** START OF DATASET EXTRACT **

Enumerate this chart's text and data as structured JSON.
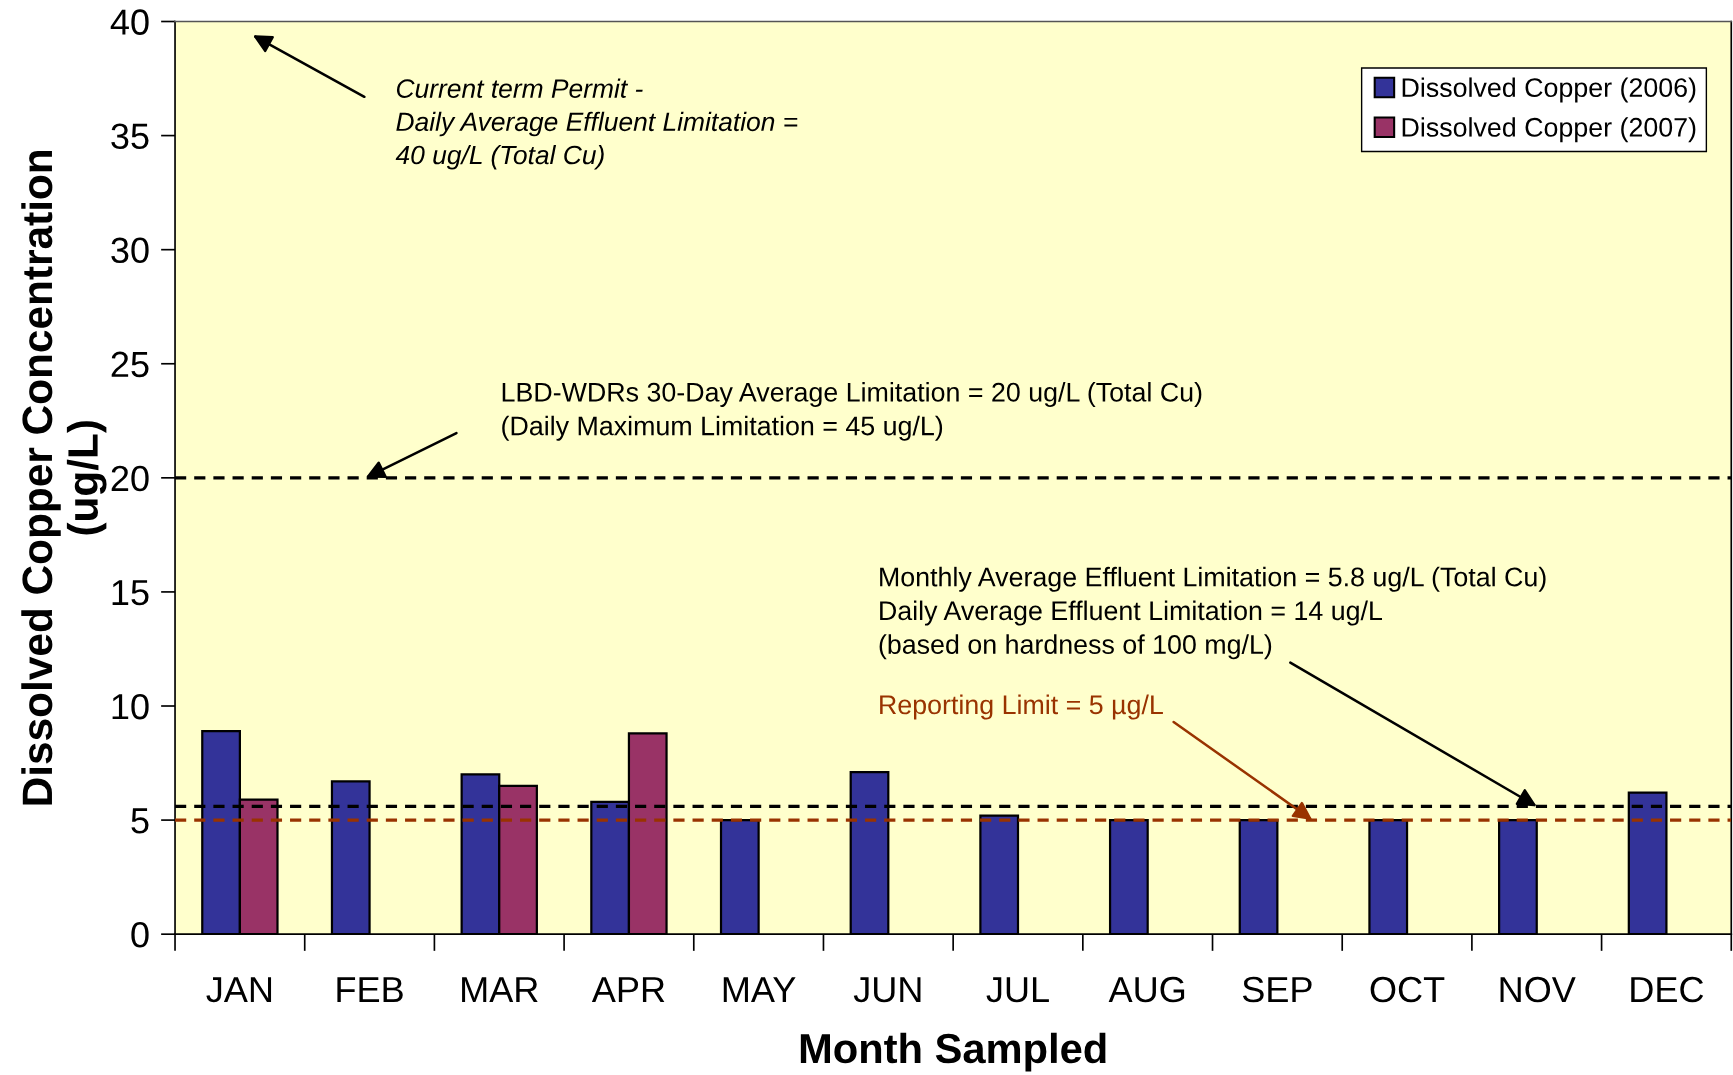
{
  "chart_data": {
    "type": "bar",
    "xlabel": "Month Sampled",
    "ylabel": "Dissolved Copper Concentration\n(ug/L)",
    "categories": [
      "JAN",
      "FEB",
      "MAR",
      "APR",
      "MAY",
      "JUN",
      "JUL",
      "AUG",
      "SEP",
      "OCT",
      "NOV",
      "DEC"
    ],
    "series": [
      {
        "name": "Dissolved Copper (2006)",
        "color": "#333399",
        "values": [
          8.9,
          6.7,
          7.0,
          5.8,
          5.0,
          7.1,
          5.2,
          5.0,
          5.0,
          5.0,
          5.0,
          6.2
        ]
      },
      {
        "name": "Dissolved Copper (2007)",
        "color": "#993366",
        "values": [
          5.9,
          null,
          6.5,
          8.8,
          null,
          null,
          null,
          null,
          null,
          null,
          null,
          null
        ]
      }
    ],
    "ylim": [
      0,
      40
    ],
    "yticks": [
      0,
      5,
      10,
      15,
      20,
      25,
      30,
      35,
      40
    ],
    "legend": "top right",
    "ref_lines": [
      {
        "axis": "y",
        "value": 20,
        "label": "LBD-WDRs 30-Day Average Limitation = 20 ug/L (Total Cu)\n(Daily Maximum Limitation = 45 ug/L)",
        "color": "#000000",
        "line_style": "dashed"
      },
      {
        "axis": "y",
        "value": 5.6,
        "color": "#000000",
        "line_style": "dashed"
      },
      {
        "axis": "y",
        "value": 5,
        "label": "Reporting Limit = 5 µg/L",
        "color": "#993300",
        "line_style": "dashed"
      }
    ],
    "annotations": [
      "Current term Permit -\nDaily Average Effluent Limitation =\n40 ug/L (Total Cu)",
      {
        "text": "Monthly Average Effluent Limitation = 5.8 ug/L (Total Cu)\nDaily Average Effluent Limitation = 14 ug/L\n(based on hardness of 100 mg/L)",
        "x": "NOV",
        "y": 5.6
      }
    ]
  }
}
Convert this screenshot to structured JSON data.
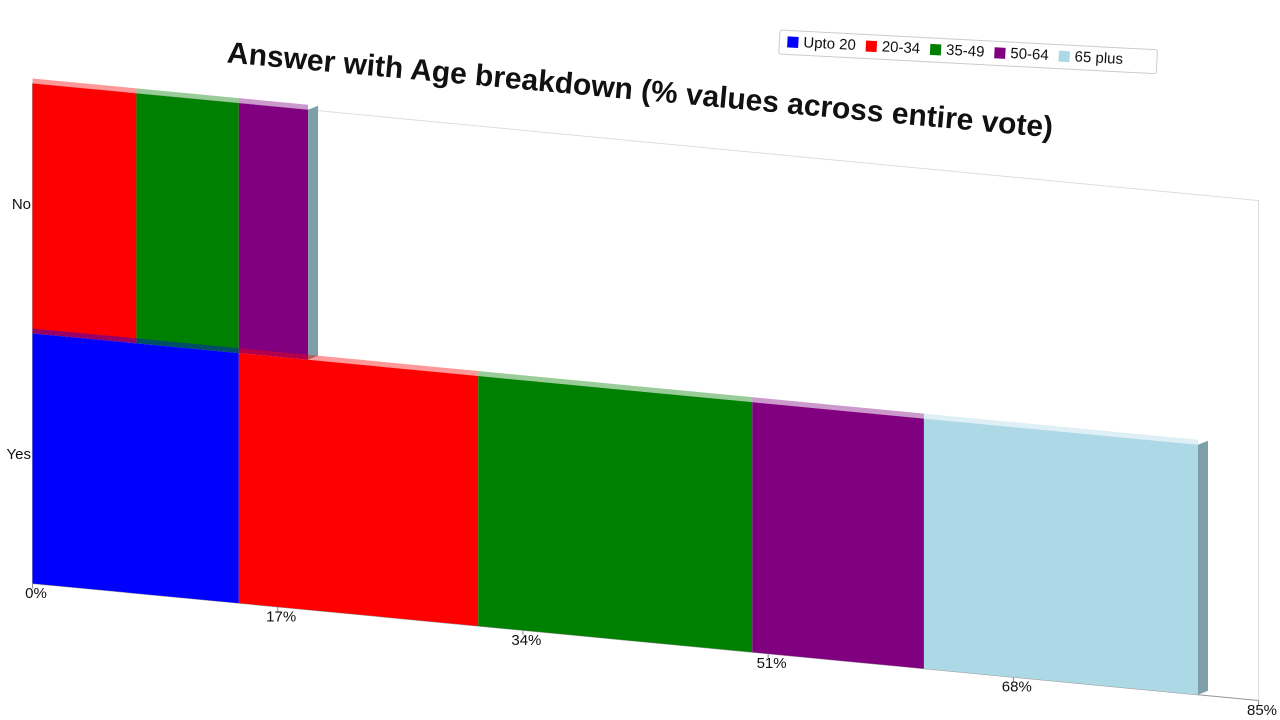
{
  "chart_data": {
    "type": "bar",
    "orientation": "horizontal",
    "stacked": true,
    "title": "Answer with Age breakdown (% values across entire vote)",
    "categories": [
      "No",
      "Yes"
    ],
    "series": [
      {
        "name": "Upto 20",
        "color": "#0000ff",
        "values": [
          0,
          14.3
        ]
      },
      {
        "name": "20-34",
        "color": "#ff0000",
        "values": [
          7.2,
          16.6
        ]
      },
      {
        "name": "35-49",
        "color": "#008000",
        "values": [
          7.1,
          19
        ]
      },
      {
        "name": "50-64",
        "color": "#800080",
        "values": [
          4.8,
          11.9
        ]
      },
      {
        "name": "65 plus",
        "color": "#add8e6",
        "values": [
          0,
          19
        ]
      }
    ],
    "xlim": [
      0,
      85
    ],
    "xticks": [
      {
        "value": 0,
        "label": "0%"
      },
      {
        "value": 17,
        "label": "17%"
      },
      {
        "value": 34,
        "label": "34%"
      },
      {
        "value": 51,
        "label": "51%"
      },
      {
        "value": 68,
        "label": "68%"
      },
      {
        "value": 85,
        "label": "85%"
      }
    ],
    "legend": "top-right"
  }
}
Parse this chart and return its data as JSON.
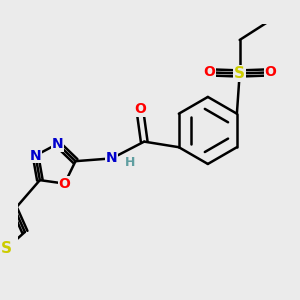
{
  "background_color": "#ebebeb",
  "bond_color": "#000000",
  "bond_width": 1.8,
  "atom_colors": {
    "C": "#000000",
    "N": "#0000cc",
    "O": "#ff0000",
    "S_sulfonyl": "#cccc00",
    "S_thio": "#cccc00",
    "H": "#5f9ea0"
  },
  "font_size": 10
}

** END OF DATASET EXTRACT **

* **TASK PROMPT**
Retype, without any picture, exactly the lines from the one with "Parse this chart and return its data as JSON." through the end of the entries, inclusive.

* **OUTPUT FOR THIS EXERCISE**
Parse this chart and return its data as JSON.
{
  "background_color": "#ebebeb",
  "bond_color": "#000000",
  "bond_width": 1.8,
  "atom_colors": {
    "C": "#000000",
    "N": "#0000cc",
    "O": "#ff0000",
    "S_sulfonyl": "#cccc00",
    "S_thio": "#cccc00",
    "H": "#5f9ea0"
  },
  "font_size": 10
}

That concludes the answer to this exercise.